Goal of the exercise = Report how many lines contain "wspomagania", with no other words.

Rows =
## Start

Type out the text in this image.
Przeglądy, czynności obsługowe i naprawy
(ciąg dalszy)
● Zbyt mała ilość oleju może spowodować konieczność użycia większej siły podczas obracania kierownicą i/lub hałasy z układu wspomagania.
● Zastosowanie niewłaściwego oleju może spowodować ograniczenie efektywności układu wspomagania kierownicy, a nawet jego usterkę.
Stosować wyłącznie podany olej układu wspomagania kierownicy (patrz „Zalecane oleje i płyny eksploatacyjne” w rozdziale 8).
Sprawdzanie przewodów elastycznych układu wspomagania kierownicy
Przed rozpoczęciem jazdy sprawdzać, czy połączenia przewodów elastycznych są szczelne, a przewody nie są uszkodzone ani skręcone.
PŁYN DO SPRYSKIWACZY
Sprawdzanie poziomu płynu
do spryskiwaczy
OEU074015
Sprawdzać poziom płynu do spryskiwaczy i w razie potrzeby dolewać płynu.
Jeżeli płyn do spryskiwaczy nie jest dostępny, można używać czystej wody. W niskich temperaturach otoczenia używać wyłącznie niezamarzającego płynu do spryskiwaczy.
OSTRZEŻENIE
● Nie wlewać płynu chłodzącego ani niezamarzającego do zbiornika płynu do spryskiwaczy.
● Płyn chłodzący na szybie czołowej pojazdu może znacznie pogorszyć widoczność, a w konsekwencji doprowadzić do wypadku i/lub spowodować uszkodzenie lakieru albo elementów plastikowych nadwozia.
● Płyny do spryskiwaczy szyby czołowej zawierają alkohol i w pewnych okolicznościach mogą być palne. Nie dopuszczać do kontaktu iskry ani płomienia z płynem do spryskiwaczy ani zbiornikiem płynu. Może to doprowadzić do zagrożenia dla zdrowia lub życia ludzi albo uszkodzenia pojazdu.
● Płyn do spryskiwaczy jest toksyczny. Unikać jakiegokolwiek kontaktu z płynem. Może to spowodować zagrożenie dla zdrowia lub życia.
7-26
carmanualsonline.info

## End

Solution for this problem = 4